> Work instructions
Each entry below should be returned exactly as is, with the pictures removed.

> Records for this exercise
>> Begin

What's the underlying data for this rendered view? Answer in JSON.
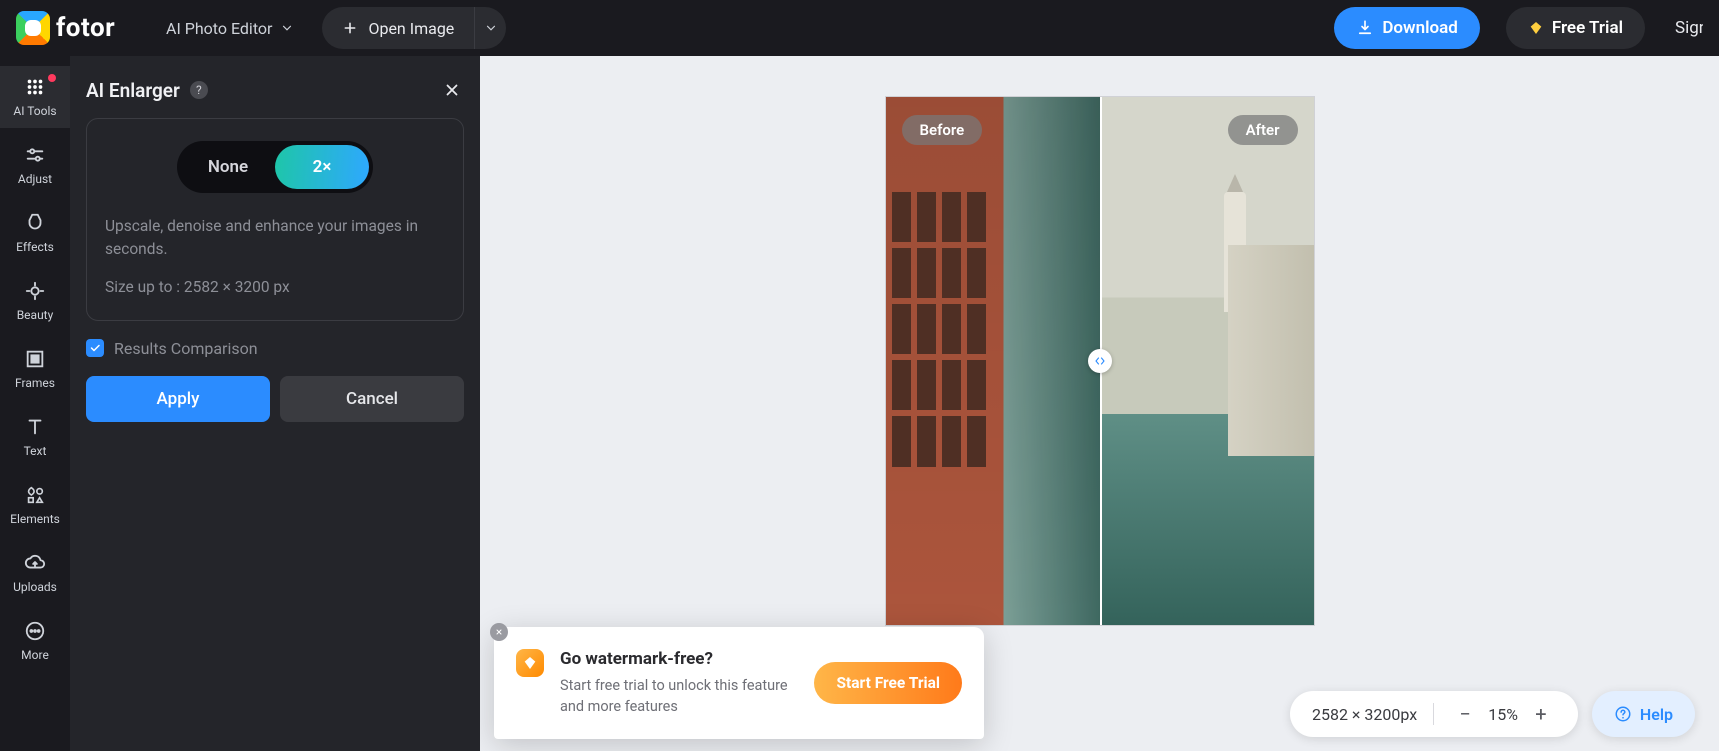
{
  "header": {
    "brand": "fotor",
    "editor_dropdown": "AI Photo Editor",
    "open_image": "Open Image",
    "download": "Download",
    "free_trial": "Free Trial",
    "signin": "Sign In"
  },
  "rail": {
    "items": [
      {
        "icon": "ai-tools-icon",
        "label": "AI Tools",
        "active": true,
        "notify": true
      },
      {
        "icon": "adjust-icon",
        "label": "Adjust"
      },
      {
        "icon": "effects-icon",
        "label": "Effects"
      },
      {
        "icon": "beauty-icon",
        "label": "Beauty"
      },
      {
        "icon": "frames-icon",
        "label": "Frames"
      },
      {
        "icon": "text-icon",
        "label": "Text"
      },
      {
        "icon": "elements-icon",
        "label": "Elements"
      },
      {
        "icon": "uploads-icon",
        "label": "Uploads"
      },
      {
        "icon": "more-icon",
        "label": "More"
      }
    ]
  },
  "panel": {
    "title": "AI Enlarger",
    "seg_none": "None",
    "seg_2x": "2×",
    "desc": "Upscale, denoise and enhance your images in seconds.",
    "size_line": "Size up to : 2582 × 3200 px",
    "results_comparison_label": "Results Comparison",
    "results_comparison_checked": true,
    "apply": "Apply",
    "cancel": "Cancel"
  },
  "canvas": {
    "before_label": "Before",
    "after_label": "After"
  },
  "watermark_popup": {
    "title": "Go watermark-free?",
    "sub": "Start free trial to unlock this feature and more features",
    "cta": "Start Free Trial"
  },
  "footer": {
    "size_text": "2582 × 3200px",
    "zoom_text": "15%",
    "help": "Help"
  }
}
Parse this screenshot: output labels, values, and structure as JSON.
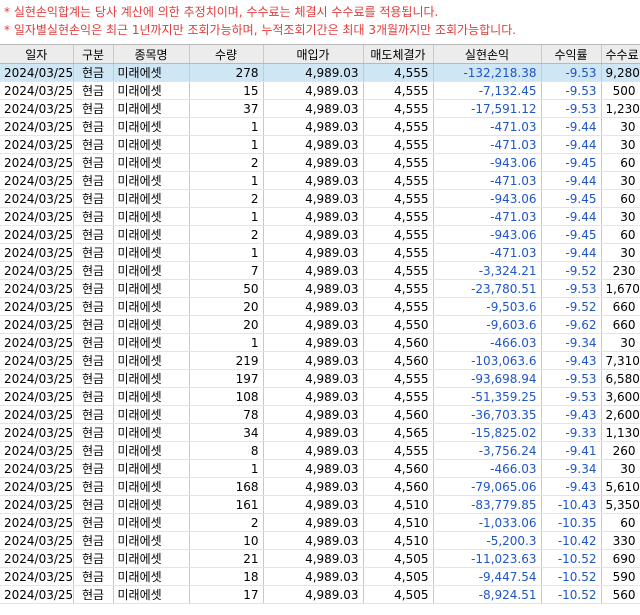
{
  "notices": [
    "* 실현손익합계는 당사 계산에 의한 추정치이며, 수수료는 체결시 수수료를 적용됩니다.",
    "* 일자별실현손익은 최근 1년까지만 조회가능하며, 누적조회기간은 최대 3개월까지만 조회가능합니다."
  ],
  "columns": [
    "일자",
    "구분",
    "종목명",
    "수량",
    "매입가",
    "매도체결가",
    "실현손익",
    "수익률",
    "수수료"
  ],
  "rows": [
    [
      "2024/03/25",
      "현금",
      "미래에셋",
      "278",
      "4,989.03",
      "4,555",
      "-132,218.38",
      "-9.53",
      "9,280"
    ],
    [
      "2024/03/25",
      "현금",
      "미래에셋",
      "15",
      "4,989.03",
      "4,555",
      "-7,132.45",
      "-9.53",
      "500"
    ],
    [
      "2024/03/25",
      "현금",
      "미래에셋",
      "37",
      "4,989.03",
      "4,555",
      "-17,591.12",
      "-9.53",
      "1,230"
    ],
    [
      "2024/03/25",
      "현금",
      "미래에셋",
      "1",
      "4,989.03",
      "4,555",
      "-471.03",
      "-9.44",
      "30"
    ],
    [
      "2024/03/25",
      "현금",
      "미래에셋",
      "1",
      "4,989.03",
      "4,555",
      "-471.03",
      "-9.44",
      "30"
    ],
    [
      "2024/03/25",
      "현금",
      "미래에셋",
      "2",
      "4,989.03",
      "4,555",
      "-943.06",
      "-9.45",
      "60"
    ],
    [
      "2024/03/25",
      "현금",
      "미래에셋",
      "1",
      "4,989.03",
      "4,555",
      "-471.03",
      "-9.44",
      "30"
    ],
    [
      "2024/03/25",
      "현금",
      "미래에셋",
      "2",
      "4,989.03",
      "4,555",
      "-943.06",
      "-9.45",
      "60"
    ],
    [
      "2024/03/25",
      "현금",
      "미래에셋",
      "1",
      "4,989.03",
      "4,555",
      "-471.03",
      "-9.44",
      "30"
    ],
    [
      "2024/03/25",
      "현금",
      "미래에셋",
      "2",
      "4,989.03",
      "4,555",
      "-943.06",
      "-9.45",
      "60"
    ],
    [
      "2024/03/25",
      "현금",
      "미래에셋",
      "1",
      "4,989.03",
      "4,555",
      "-471.03",
      "-9.44",
      "30"
    ],
    [
      "2024/03/25",
      "현금",
      "미래에셋",
      "7",
      "4,989.03",
      "4,555",
      "-3,324.21",
      "-9.52",
      "230"
    ],
    [
      "2024/03/25",
      "현금",
      "미래에셋",
      "50",
      "4,989.03",
      "4,555",
      "-23,780.51",
      "-9.53",
      "1,670"
    ],
    [
      "2024/03/25",
      "현금",
      "미래에셋",
      "20",
      "4,989.03",
      "4,555",
      "-9,503.6",
      "-9.52",
      "660"
    ],
    [
      "2024/03/25",
      "현금",
      "미래에셋",
      "20",
      "4,989.03",
      "4,550",
      "-9,603.6",
      "-9.62",
      "660"
    ],
    [
      "2024/03/25",
      "현금",
      "미래에셋",
      "1",
      "4,989.03",
      "4,560",
      "-466.03",
      "-9.34",
      "30"
    ],
    [
      "2024/03/25",
      "현금",
      "미래에셋",
      "219",
      "4,989.03",
      "4,560",
      "-103,063.6",
      "-9.43",
      "7,310"
    ],
    [
      "2024/03/25",
      "현금",
      "미래에셋",
      "197",
      "4,989.03",
      "4,555",
      "-93,698.94",
      "-9.53",
      "6,580"
    ],
    [
      "2024/03/25",
      "현금",
      "미래에셋",
      "108",
      "4,989.03",
      "4,555",
      "-51,359.25",
      "-9.53",
      "3,600"
    ],
    [
      "2024/03/25",
      "현금",
      "미래에셋",
      "78",
      "4,989.03",
      "4,560",
      "-36,703.35",
      "-9.43",
      "2,600"
    ],
    [
      "2024/03/25",
      "현금",
      "미래에셋",
      "34",
      "4,989.03",
      "4,565",
      "-15,825.02",
      "-9.33",
      "1,130"
    ],
    [
      "2024/03/25",
      "현금",
      "미래에셋",
      "8",
      "4,989.03",
      "4,555",
      "-3,756.24",
      "-9.41",
      "260"
    ],
    [
      "2024/03/25",
      "현금",
      "미래에셋",
      "1",
      "4,989.03",
      "4,560",
      "-466.03",
      "-9.34",
      "30"
    ],
    [
      "2024/03/25",
      "현금",
      "미래에셋",
      "168",
      "4,989.03",
      "4,560",
      "-79,065.06",
      "-9.43",
      "5,610"
    ],
    [
      "2024/03/25",
      "현금",
      "미래에셋",
      "161",
      "4,989.03",
      "4,510",
      "-83,779.85",
      "-10.43",
      "5,350"
    ],
    [
      "2024/03/25",
      "현금",
      "미래에셋",
      "2",
      "4,989.03",
      "4,510",
      "-1,033.06",
      "-10.35",
      "60"
    ],
    [
      "2024/03/25",
      "현금",
      "미래에셋",
      "10",
      "4,989.03",
      "4,510",
      "-5,200.3",
      "-10.42",
      "330"
    ],
    [
      "2024/03/25",
      "현금",
      "미래에셋",
      "21",
      "4,989.03",
      "4,505",
      "-11,023.63",
      "-10.52",
      "690"
    ],
    [
      "2024/03/25",
      "현금",
      "미래에셋",
      "18",
      "4,989.03",
      "4,505",
      "-9,447.54",
      "-10.52",
      "590"
    ],
    [
      "2024/03/25",
      "현금",
      "미래에셋",
      "17",
      "4,989.03",
      "4,505",
      "-8,924.51",
      "-10.52",
      "560"
    ]
  ],
  "selected_row": 0,
  "colors": {
    "notice": "#e03c3c",
    "loss": "#1f55c8",
    "selected": "#cfe6f5"
  }
}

>> End

> Task solution
What's the underlying data for this rendered view? Answer in JSON.
{
  "header": {
    "brand": "fotor",
    "editor_dropdown": "AI Photo Editor",
    "open_image": "Open Image",
    "download": "Download",
    "free_trial": "Free Trial",
    "signin": "Sign In"
  },
  "rail": {
    "items": [
      {
        "icon": "ai-tools-icon",
        "label": "AI Tools",
        "active": true,
        "notify": true
      },
      {
        "icon": "adjust-icon",
        "label": "Adjust"
      },
      {
        "icon": "effects-icon",
        "label": "Effects"
      },
      {
        "icon": "beauty-icon",
        "label": "Beauty"
      },
      {
        "icon": "frames-icon",
        "label": "Frames"
      },
      {
        "icon": "text-icon",
        "label": "Text"
      },
      {
        "icon": "elements-icon",
        "label": "Elements"
      },
      {
        "icon": "uploads-icon",
        "label": "Uploads"
      },
      {
        "icon": "more-icon",
        "label": "More"
      }
    ]
  },
  "panel": {
    "title": "AI Enlarger",
    "seg_none": "None",
    "seg_2x": "2×",
    "desc": "Upscale, denoise and enhance your images in seconds.",
    "size_line": "Size up to : 2582 × 3200 px",
    "results_comparison_label": "Results Comparison",
    "results_comparison_checked": true,
    "apply": "Apply",
    "cancel": "Cancel"
  },
  "canvas": {
    "before_label": "Before",
    "after_label": "After"
  },
  "watermark_popup": {
    "title": "Go watermark-free?",
    "sub": "Start free trial to unlock this feature and more features",
    "cta": "Start Free Trial"
  },
  "footer": {
    "size_text": "2582 × 3200px",
    "zoom_text": "15%",
    "help": "Help"
  }
}
Parse this screenshot: output labels, values, and structure as JSON.
{
  "notices": [
    "* 실현손익합계는 당사 계산에 의한 추정치이며, 수수료는 체결시 수수료를 적용됩니다.",
    "* 일자별실현손익은 최근 1년까지만 조회가능하며, 누적조회기간은 최대 3개월까지만 조회가능합니다."
  ],
  "columns": [
    "일자",
    "구분",
    "종목명",
    "수량",
    "매입가",
    "매도체결가",
    "실현손익",
    "수익률",
    "수수료"
  ],
  "rows": [
    [
      "2024/03/25",
      "현금",
      "미래에셋",
      "278",
      "4,989.03",
      "4,555",
      "-132,218.38",
      "-9.53",
      "9,280"
    ],
    [
      "2024/03/25",
      "현금",
      "미래에셋",
      "15",
      "4,989.03",
      "4,555",
      "-7,132.45",
      "-9.53",
      "500"
    ],
    [
      "2024/03/25",
      "현금",
      "미래에셋",
      "37",
      "4,989.03",
      "4,555",
      "-17,591.12",
      "-9.53",
      "1,230"
    ],
    [
      "2024/03/25",
      "현금",
      "미래에셋",
      "1",
      "4,989.03",
      "4,555",
      "-471.03",
      "-9.44",
      "30"
    ],
    [
      "2024/03/25",
      "현금",
      "미래에셋",
      "1",
      "4,989.03",
      "4,555",
      "-471.03",
      "-9.44",
      "30"
    ],
    [
      "2024/03/25",
      "현금",
      "미래에셋",
      "2",
      "4,989.03",
      "4,555",
      "-943.06",
      "-9.45",
      "60"
    ],
    [
      "2024/03/25",
      "현금",
      "미래에셋",
      "1",
      "4,989.03",
      "4,555",
      "-471.03",
      "-9.44",
      "30"
    ],
    [
      "2024/03/25",
      "현금",
      "미래에셋",
      "2",
      "4,989.03",
      "4,555",
      "-943.06",
      "-9.45",
      "60"
    ],
    [
      "2024/03/25",
      "현금",
      "미래에셋",
      "1",
      "4,989.03",
      "4,555",
      "-471.03",
      "-9.44",
      "30"
    ],
    [
      "2024/03/25",
      "현금",
      "미래에셋",
      "2",
      "4,989.03",
      "4,555",
      "-943.06",
      "-9.45",
      "60"
    ],
    [
      "2024/03/25",
      "현금",
      "미래에셋",
      "1",
      "4,989.03",
      "4,555",
      "-471.03",
      "-9.44",
      "30"
    ],
    [
      "2024/03/25",
      "현금",
      "미래에셋",
      "7",
      "4,989.03",
      "4,555",
      "-3,324.21",
      "-9.52",
      "230"
    ],
    [
      "2024/03/25",
      "현금",
      "미래에셋",
      "50",
      "4,989.03",
      "4,555",
      "-23,780.51",
      "-9.53",
      "1,670"
    ],
    [
      "2024/03/25",
      "현금",
      "미래에셋",
      "20",
      "4,989.03",
      "4,555",
      "-9,503.6",
      "-9.52",
      "660"
    ],
    [
      "2024/03/25",
      "현금",
      "미래에셋",
      "20",
      "4,989.03",
      "4,550",
      "-9,603.6",
      "-9.62",
      "660"
    ],
    [
      "2024/03/25",
      "현금",
      "미래에셋",
      "1",
      "4,989.03",
      "4,560",
      "-466.03",
      "-9.34",
      "30"
    ],
    [
      "2024/03/25",
      "현금",
      "미래에셋",
      "219",
      "4,989.03",
      "4,560",
      "-103,063.6",
      "-9.43",
      "7,310"
    ],
    [
      "2024/03/25",
      "현금",
      "미래에셋",
      "197",
      "4,989.03",
      "4,555",
      "-93,698.94",
      "-9.53",
      "6,580"
    ],
    [
      "2024/03/25",
      "현금",
      "미래에셋",
      "108",
      "4,989.03",
      "4,555",
      "-51,359.25",
      "-9.53",
      "3,600"
    ],
    [
      "2024/03/25",
      "현금",
      "미래에셋",
      "78",
      "4,989.03",
      "4,560",
      "-36,703.35",
      "-9.43",
      "2,600"
    ],
    [
      "2024/03/25",
      "현금",
      "미래에셋",
      "34",
      "4,989.03",
      "4,565",
      "-15,825.02",
      "-9.33",
      "1,130"
    ],
    [
      "2024/03/25",
      "현금",
      "미래에셋",
      "8",
      "4,989.03",
      "4,555",
      "-3,756.24",
      "-9.41",
      "260"
    ],
    [
      "2024/03/25",
      "현금",
      "미래에셋",
      "1",
      "4,989.03",
      "4,560",
      "-466.03",
      "-9.34",
      "30"
    ],
    [
      "2024/03/25",
      "현금",
      "미래에셋",
      "168",
      "4,989.03",
      "4,560",
      "-79,065.06",
      "-9.43",
      "5,610"
    ],
    [
      "2024/03/25",
      "현금",
      "미래에셋",
      "161",
      "4,989.03",
      "4,510",
      "-83,779.85",
      "-10.43",
      "5,350"
    ],
    [
      "2024/03/25",
      "현금",
      "미래에셋",
      "2",
      "4,989.03",
      "4,510",
      "-1,033.06",
      "-10.35",
      "60"
    ],
    [
      "2024/03/25",
      "현금",
      "미래에셋",
      "10",
      "4,989.03",
      "4,510",
      "-5,200.3",
      "-10.42",
      "330"
    ],
    [
      "2024/03/25",
      "현금",
      "미래에셋",
      "21",
      "4,989.03",
      "4,505",
      "-11,023.63",
      "-10.52",
      "690"
    ],
    [
      "2024/03/25",
      "현금",
      "미래에셋",
      "18",
      "4,989.03",
      "4,505",
      "-9,447.54",
      "-10.52",
      "590"
    ],
    [
      "2024/03/25",
      "현금",
      "미래에셋",
      "17",
      "4,989.03",
      "4,505",
      "-8,924.51",
      "-10.52",
      "560"
    ]
  ],
  "selected_row": 0,
  "colors": {
    "notice": "#e03c3c",
    "loss": "#1f55c8",
    "selected": "#cfe6f5"
  }
}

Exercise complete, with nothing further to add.